Objective ▸
Select the lines that hold the word "sido" and copy each one.

::: Supplied material

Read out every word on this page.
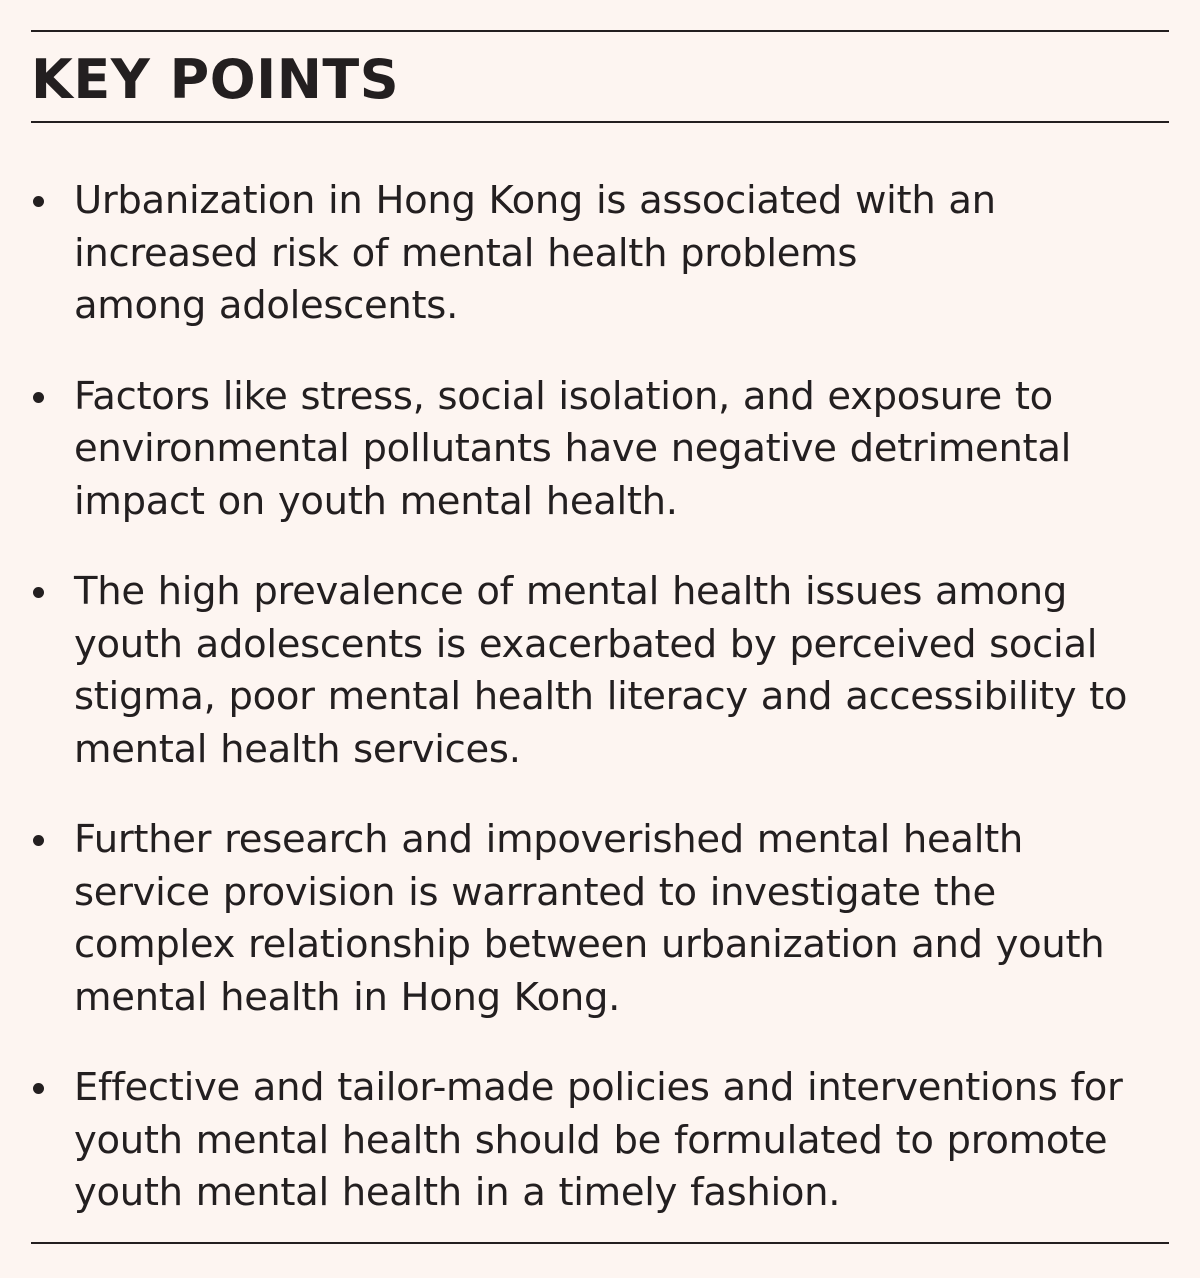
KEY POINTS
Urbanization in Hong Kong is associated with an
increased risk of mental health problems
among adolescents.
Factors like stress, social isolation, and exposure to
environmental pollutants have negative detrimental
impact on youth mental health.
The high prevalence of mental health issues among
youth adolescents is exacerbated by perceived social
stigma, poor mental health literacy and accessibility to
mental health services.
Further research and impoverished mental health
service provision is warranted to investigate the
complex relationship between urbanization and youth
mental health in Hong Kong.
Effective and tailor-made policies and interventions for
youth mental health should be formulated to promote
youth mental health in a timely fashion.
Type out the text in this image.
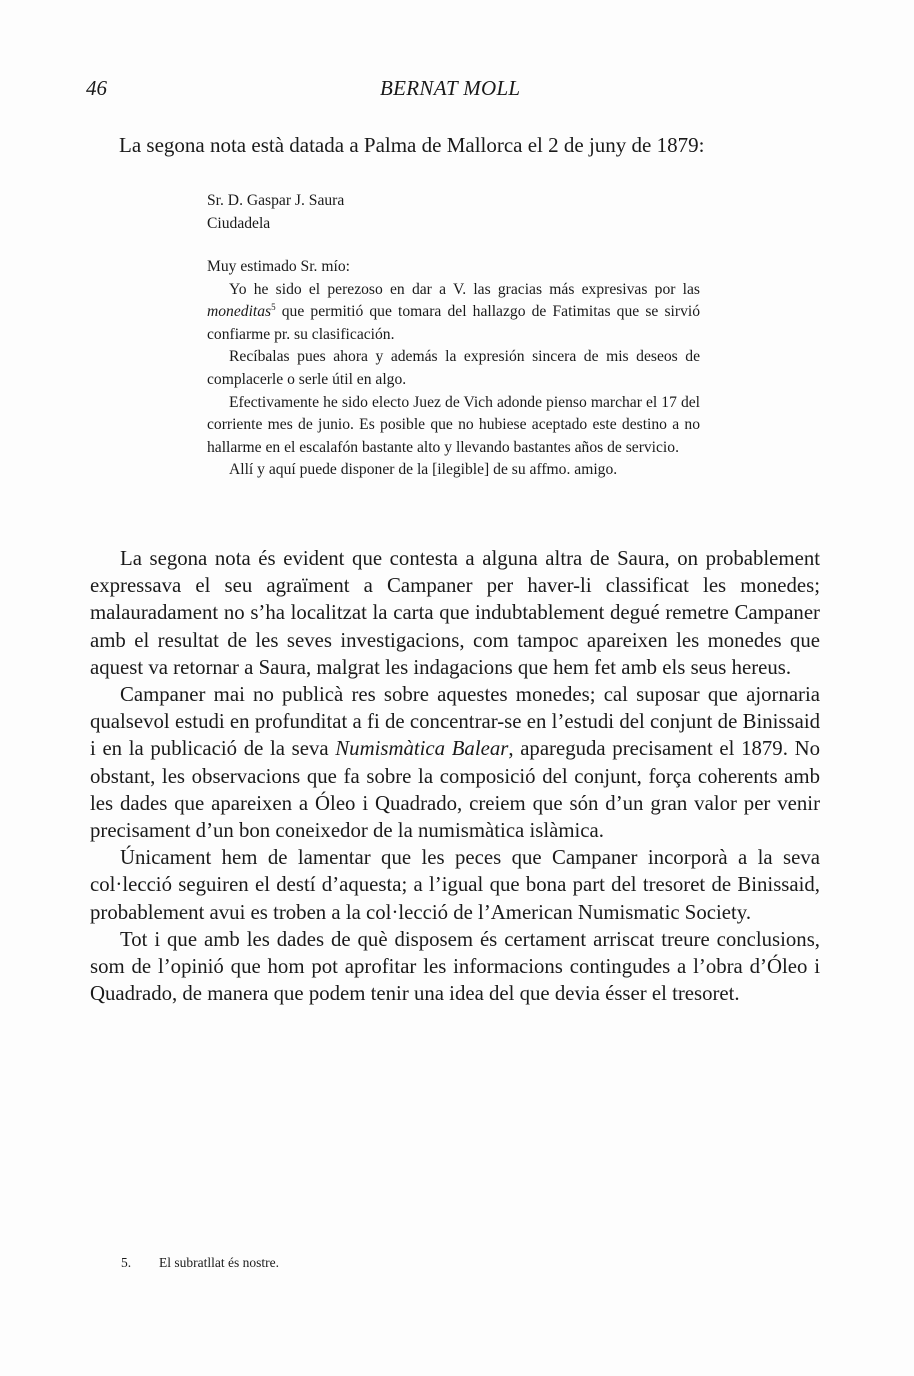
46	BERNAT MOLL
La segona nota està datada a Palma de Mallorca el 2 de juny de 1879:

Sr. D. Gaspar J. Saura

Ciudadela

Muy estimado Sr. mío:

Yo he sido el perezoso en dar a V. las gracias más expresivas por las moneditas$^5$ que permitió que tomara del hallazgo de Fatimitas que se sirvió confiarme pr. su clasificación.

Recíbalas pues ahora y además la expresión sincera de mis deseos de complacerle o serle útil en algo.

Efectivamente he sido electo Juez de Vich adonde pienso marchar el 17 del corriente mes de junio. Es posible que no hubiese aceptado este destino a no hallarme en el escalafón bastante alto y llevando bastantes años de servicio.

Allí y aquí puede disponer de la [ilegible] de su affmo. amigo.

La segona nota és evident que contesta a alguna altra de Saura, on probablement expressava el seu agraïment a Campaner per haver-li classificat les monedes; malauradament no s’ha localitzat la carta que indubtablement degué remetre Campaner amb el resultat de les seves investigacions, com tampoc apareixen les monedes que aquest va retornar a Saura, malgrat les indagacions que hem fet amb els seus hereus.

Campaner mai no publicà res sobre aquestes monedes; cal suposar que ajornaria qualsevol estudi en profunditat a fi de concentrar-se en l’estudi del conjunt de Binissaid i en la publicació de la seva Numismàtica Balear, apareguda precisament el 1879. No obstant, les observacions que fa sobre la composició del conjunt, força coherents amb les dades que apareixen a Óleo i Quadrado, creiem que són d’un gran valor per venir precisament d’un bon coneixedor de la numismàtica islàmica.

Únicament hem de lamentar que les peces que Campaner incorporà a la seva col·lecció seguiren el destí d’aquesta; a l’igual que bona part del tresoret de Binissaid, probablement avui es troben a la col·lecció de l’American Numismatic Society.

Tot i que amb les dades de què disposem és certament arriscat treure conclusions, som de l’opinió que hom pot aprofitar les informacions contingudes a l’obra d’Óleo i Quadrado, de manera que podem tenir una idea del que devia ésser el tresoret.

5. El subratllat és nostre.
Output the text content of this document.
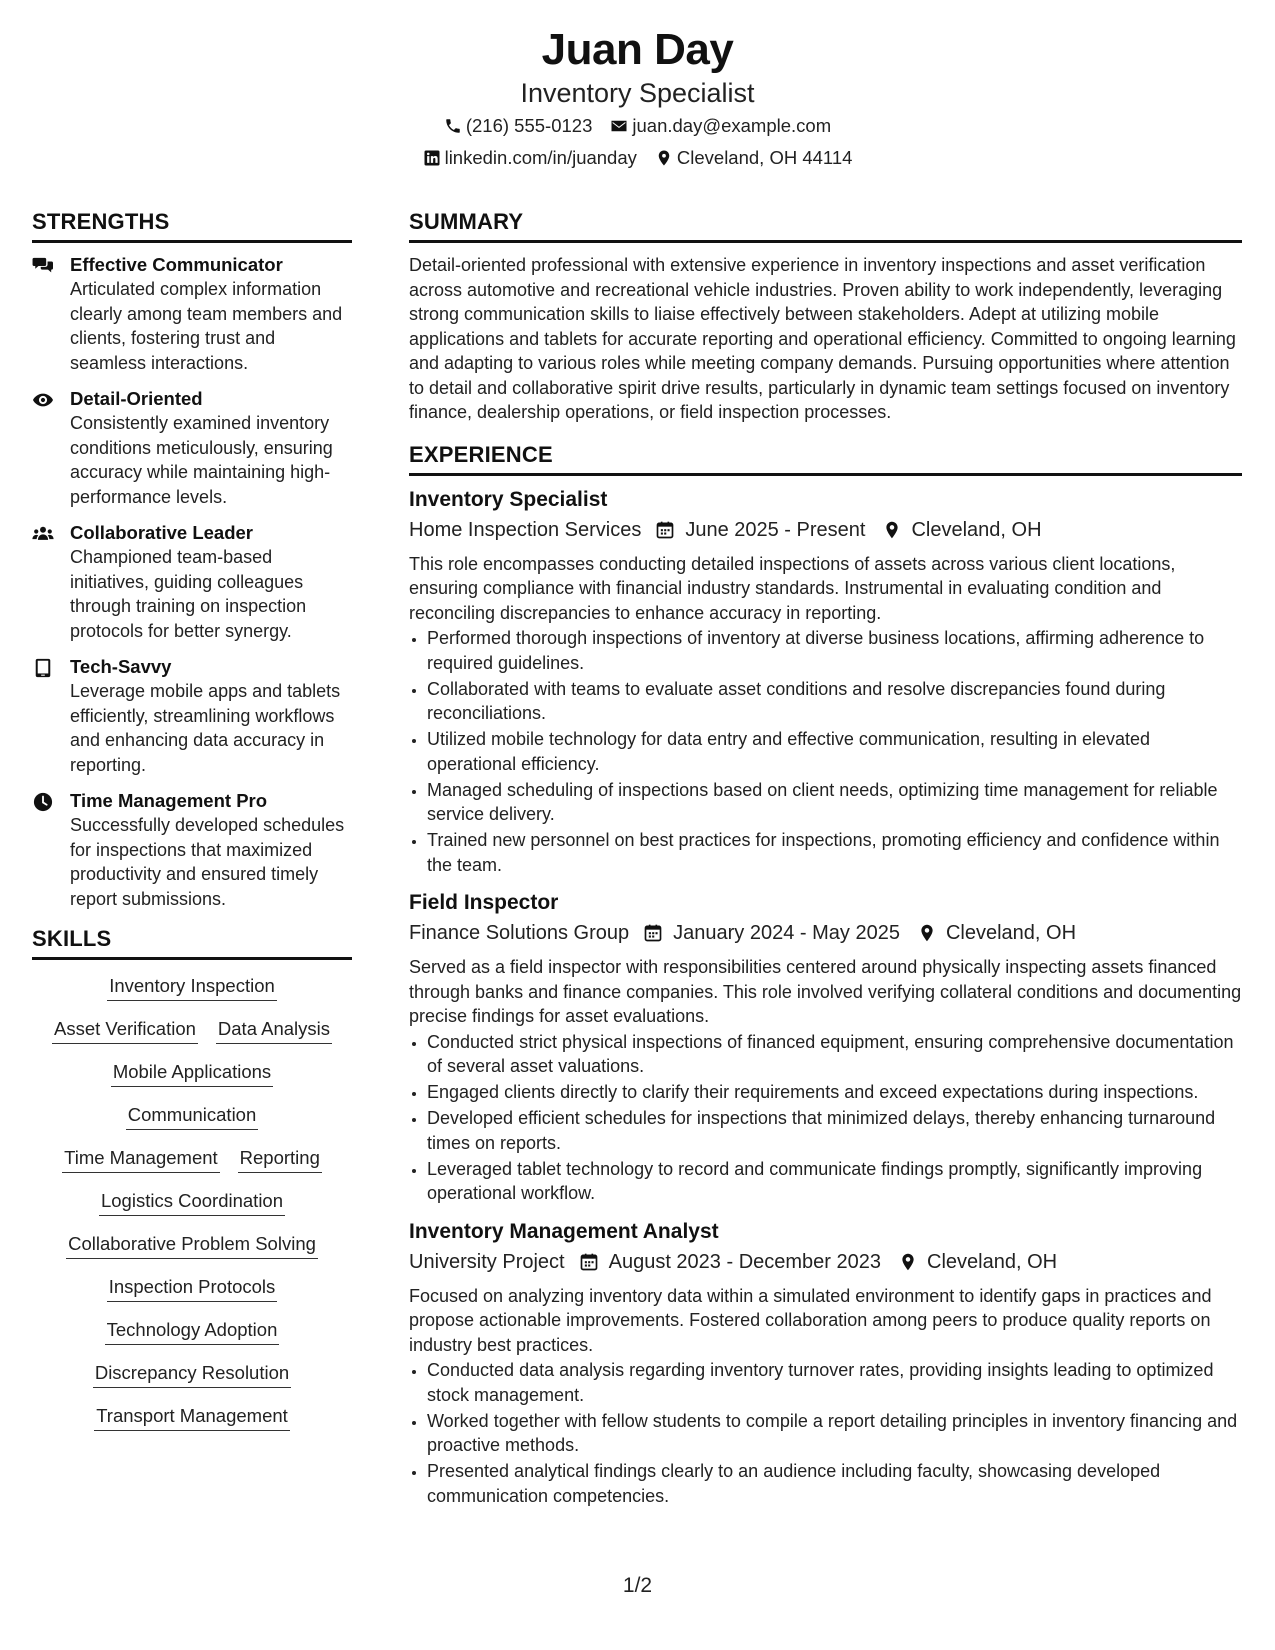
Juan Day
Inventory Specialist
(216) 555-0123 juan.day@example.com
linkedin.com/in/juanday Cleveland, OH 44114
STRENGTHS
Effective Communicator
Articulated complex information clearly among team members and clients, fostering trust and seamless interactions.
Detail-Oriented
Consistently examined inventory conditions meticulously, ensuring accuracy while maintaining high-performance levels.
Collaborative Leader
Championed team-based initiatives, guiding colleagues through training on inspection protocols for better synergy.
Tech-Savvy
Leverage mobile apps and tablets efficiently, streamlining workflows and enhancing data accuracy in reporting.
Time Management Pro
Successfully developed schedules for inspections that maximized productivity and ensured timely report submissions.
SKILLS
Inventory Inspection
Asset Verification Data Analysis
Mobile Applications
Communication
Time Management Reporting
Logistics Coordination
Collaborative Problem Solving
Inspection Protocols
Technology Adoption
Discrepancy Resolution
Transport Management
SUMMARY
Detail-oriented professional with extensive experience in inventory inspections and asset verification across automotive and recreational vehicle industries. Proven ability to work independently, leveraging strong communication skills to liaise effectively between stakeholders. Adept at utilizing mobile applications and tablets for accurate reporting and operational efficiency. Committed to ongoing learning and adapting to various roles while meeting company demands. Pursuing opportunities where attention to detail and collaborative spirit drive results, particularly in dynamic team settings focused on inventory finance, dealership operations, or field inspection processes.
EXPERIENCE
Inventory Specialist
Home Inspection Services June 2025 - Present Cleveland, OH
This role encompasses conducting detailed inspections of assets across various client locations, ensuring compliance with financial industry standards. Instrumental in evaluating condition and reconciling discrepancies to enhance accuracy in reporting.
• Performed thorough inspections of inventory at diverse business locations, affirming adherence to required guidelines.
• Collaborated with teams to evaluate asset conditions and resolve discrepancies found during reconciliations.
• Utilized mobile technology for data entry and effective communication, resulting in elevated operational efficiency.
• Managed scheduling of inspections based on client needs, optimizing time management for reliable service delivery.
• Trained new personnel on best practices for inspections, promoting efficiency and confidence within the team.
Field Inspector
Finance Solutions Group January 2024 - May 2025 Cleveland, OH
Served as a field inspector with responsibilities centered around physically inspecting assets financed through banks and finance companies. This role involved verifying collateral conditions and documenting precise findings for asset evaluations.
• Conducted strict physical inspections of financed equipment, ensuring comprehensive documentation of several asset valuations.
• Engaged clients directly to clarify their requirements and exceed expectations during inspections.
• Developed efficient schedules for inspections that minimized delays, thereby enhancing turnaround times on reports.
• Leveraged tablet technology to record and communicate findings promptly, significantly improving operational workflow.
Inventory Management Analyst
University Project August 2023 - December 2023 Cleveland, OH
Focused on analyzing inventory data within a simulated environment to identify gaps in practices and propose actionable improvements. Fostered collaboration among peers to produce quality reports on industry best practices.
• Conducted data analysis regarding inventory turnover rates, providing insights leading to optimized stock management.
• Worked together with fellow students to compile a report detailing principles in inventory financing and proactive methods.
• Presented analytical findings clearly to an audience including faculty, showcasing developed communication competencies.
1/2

::::::

Result of this exercise ▸
Yo he sido el perezoso en dar a V. las gracias más expresivas por las moneditas$^5$ que permitió que tomara del hallazgo de Fatimitas que se sirvió confiarme pr. su clasificación.
Efectivamente he sido electo Juez de Vich adonde pienso marchar el 17 del corriente mes de junio. Es posible que no hubiese aceptado este destino a no hallarme en el escalafón bastante alto y llevando bastantes años de servicio.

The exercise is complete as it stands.